Work to be completed: Copy every line from the records below that holds the word "temperature".

[Items from a figure collection]
○ ○ ○ ○ ○ ○ ○
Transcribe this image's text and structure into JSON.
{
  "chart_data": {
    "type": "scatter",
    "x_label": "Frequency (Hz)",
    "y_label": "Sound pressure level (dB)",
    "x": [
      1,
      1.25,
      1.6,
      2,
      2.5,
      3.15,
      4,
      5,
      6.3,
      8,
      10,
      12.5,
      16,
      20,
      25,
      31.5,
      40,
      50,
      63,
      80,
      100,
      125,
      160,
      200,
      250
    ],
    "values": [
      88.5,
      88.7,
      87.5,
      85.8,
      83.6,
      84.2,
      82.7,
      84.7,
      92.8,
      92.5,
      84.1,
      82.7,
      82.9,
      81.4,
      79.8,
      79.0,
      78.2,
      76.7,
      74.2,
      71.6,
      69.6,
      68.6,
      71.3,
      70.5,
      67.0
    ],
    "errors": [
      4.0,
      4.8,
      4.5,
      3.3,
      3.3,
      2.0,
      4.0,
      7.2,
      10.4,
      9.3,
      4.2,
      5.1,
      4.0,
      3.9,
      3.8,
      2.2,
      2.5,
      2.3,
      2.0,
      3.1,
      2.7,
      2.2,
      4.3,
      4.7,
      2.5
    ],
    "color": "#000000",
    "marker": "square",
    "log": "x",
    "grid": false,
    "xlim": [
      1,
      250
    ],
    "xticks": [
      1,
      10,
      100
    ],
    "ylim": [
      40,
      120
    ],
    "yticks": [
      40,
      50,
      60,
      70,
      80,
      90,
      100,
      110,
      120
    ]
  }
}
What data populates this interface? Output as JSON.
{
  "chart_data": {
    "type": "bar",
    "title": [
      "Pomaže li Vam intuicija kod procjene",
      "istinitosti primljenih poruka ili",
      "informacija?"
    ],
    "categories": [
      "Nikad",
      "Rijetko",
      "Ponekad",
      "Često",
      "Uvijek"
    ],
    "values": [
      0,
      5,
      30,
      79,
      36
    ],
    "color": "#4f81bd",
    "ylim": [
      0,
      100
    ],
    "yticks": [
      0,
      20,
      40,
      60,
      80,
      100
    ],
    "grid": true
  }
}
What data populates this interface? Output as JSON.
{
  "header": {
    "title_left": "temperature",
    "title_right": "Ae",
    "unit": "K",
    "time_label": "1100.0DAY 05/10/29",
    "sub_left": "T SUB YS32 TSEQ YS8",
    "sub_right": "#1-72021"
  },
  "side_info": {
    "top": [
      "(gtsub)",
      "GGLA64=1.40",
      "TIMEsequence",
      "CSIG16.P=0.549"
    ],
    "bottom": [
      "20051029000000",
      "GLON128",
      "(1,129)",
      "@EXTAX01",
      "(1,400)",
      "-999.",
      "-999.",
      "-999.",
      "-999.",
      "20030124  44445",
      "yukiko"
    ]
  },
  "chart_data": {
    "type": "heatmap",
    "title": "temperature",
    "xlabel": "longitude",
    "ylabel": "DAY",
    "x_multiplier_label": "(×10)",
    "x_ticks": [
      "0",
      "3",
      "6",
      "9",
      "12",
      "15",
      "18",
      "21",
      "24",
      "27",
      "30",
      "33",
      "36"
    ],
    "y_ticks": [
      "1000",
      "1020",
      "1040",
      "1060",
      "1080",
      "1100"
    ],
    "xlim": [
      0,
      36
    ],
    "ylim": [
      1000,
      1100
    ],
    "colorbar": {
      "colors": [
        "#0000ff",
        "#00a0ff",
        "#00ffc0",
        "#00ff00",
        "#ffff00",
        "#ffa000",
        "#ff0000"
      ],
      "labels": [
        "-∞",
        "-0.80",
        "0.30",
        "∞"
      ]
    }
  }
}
○ ○ ○ ○ ○ ○ ○
Correct response:
    "title_left": "temperature",
    "title": "temperature",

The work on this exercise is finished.